> EXERCISE GOAL
Pull out every line of the listing below where "true" appears.

> DATA TO USE

▼▼▼

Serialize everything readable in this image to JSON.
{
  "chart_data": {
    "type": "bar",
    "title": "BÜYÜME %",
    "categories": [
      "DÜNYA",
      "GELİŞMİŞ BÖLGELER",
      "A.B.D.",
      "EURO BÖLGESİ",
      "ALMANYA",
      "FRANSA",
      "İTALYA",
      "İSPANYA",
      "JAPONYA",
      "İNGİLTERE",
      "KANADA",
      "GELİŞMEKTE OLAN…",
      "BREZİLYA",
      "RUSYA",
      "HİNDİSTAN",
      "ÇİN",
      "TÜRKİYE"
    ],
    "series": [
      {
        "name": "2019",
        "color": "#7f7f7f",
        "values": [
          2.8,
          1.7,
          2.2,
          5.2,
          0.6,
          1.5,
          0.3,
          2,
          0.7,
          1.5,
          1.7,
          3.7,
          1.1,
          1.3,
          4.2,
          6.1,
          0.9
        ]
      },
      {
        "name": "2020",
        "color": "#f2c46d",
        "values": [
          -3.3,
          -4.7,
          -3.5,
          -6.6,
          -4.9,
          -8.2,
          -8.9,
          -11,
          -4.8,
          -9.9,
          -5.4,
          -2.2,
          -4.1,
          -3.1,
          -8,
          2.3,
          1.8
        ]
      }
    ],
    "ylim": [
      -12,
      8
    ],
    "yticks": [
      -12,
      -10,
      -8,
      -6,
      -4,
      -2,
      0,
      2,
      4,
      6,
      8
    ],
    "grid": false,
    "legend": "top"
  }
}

▲▲▲
▼▼▼

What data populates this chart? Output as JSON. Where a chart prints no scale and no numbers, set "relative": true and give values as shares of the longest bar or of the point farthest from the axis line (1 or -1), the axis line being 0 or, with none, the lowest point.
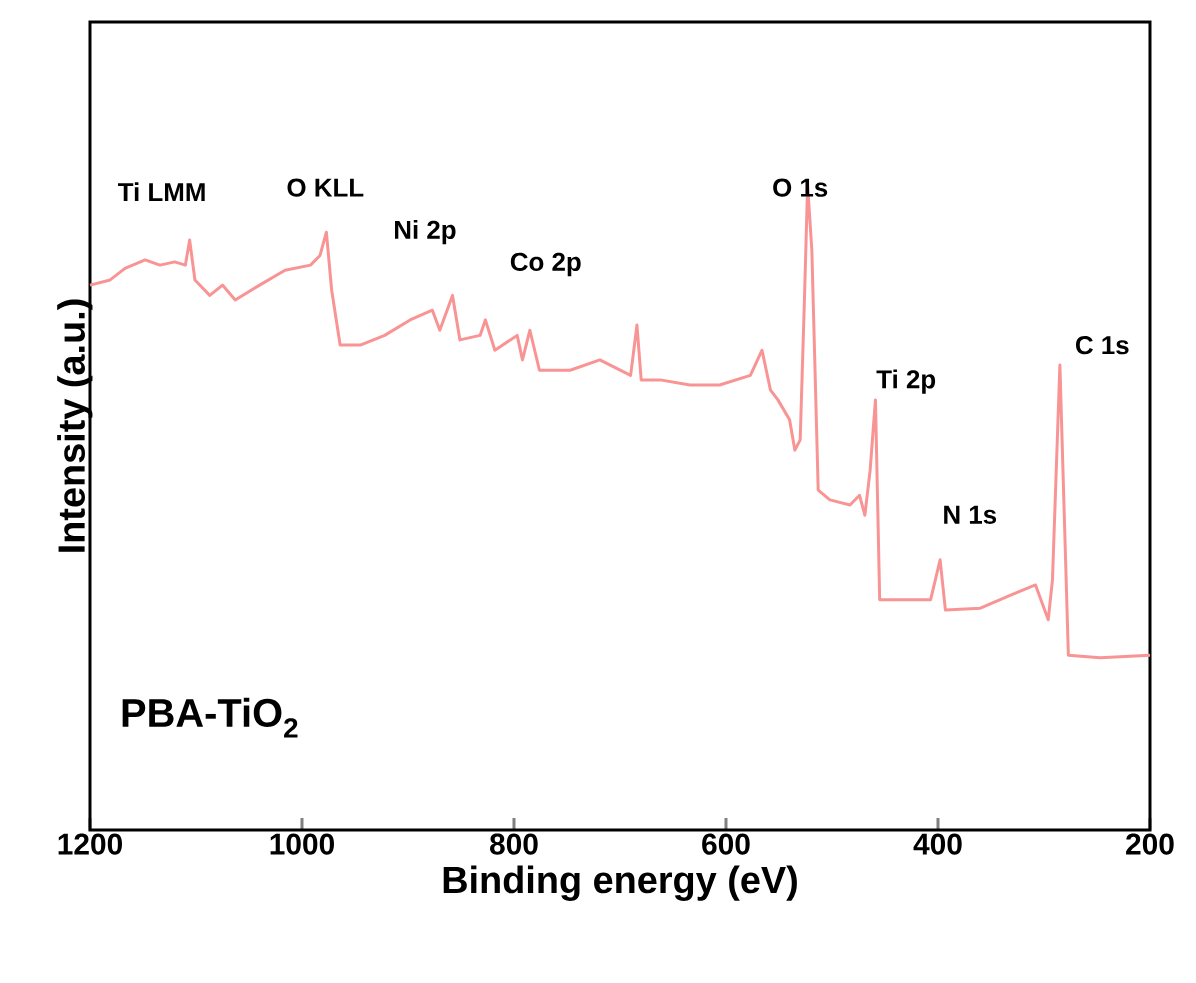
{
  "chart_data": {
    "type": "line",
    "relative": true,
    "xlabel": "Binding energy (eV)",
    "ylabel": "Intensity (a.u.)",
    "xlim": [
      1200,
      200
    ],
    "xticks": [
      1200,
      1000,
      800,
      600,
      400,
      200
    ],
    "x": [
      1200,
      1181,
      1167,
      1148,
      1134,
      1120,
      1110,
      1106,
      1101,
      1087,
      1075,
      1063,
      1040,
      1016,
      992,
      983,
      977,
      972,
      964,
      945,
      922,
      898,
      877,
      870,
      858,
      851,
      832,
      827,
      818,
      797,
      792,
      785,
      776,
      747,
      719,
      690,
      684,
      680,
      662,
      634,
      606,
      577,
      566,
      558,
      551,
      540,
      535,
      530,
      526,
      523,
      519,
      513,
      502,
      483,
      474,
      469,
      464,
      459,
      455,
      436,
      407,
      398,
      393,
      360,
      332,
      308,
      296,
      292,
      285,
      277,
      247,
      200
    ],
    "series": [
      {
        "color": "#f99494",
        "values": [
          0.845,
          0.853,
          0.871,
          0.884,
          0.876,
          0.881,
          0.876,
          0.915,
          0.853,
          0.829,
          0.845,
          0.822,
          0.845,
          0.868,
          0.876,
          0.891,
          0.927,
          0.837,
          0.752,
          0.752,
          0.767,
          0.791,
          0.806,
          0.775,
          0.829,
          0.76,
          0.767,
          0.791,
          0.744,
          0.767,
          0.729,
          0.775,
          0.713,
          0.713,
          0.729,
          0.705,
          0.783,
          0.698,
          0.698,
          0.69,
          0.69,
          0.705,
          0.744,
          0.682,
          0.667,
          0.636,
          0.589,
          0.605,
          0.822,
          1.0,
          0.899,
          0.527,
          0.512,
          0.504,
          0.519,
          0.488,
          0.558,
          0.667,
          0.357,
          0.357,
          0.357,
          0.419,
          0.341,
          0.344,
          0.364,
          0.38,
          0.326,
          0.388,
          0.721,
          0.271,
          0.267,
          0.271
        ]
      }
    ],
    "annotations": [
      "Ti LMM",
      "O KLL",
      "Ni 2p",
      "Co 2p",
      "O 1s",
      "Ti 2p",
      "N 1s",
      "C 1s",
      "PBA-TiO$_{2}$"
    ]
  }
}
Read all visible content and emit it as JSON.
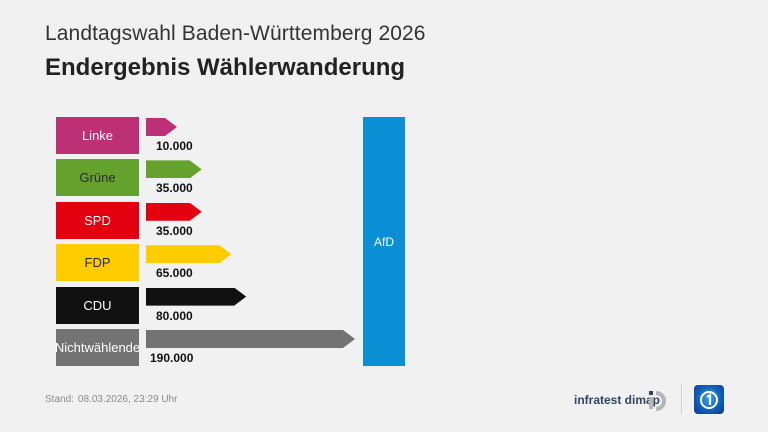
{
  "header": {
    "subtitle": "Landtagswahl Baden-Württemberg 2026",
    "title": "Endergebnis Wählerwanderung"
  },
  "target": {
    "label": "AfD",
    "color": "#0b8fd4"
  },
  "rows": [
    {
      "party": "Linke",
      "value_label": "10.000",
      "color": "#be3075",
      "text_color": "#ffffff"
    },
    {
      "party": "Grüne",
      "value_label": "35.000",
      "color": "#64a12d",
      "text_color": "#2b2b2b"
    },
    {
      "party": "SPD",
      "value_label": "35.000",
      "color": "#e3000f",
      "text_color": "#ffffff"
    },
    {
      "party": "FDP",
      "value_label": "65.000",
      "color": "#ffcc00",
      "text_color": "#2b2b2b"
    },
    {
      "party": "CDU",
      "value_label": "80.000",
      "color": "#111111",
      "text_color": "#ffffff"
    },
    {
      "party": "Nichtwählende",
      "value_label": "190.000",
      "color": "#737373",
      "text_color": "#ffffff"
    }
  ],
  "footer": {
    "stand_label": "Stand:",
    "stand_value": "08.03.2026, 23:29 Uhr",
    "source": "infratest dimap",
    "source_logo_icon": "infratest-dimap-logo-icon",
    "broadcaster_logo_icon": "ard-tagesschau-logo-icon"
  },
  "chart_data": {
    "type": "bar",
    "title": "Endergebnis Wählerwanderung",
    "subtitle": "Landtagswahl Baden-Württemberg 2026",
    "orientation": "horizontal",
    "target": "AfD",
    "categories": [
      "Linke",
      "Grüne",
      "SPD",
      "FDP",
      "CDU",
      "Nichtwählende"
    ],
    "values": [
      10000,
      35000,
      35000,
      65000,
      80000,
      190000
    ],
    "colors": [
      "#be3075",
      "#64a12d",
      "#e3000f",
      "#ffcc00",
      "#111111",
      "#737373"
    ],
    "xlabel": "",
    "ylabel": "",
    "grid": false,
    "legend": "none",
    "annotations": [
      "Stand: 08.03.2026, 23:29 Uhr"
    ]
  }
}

▲▲▲

> SOLUTION TO THIS PROBLEM
What data populates this chart? Output as JSON. Where a chart prints no scale and no numbers, set "relative": true and give values as shares of the longest bar or of the point farthest from the axis line (1 or -1), the axis line being 0 or, with none, the lowest point.
    "relative": true,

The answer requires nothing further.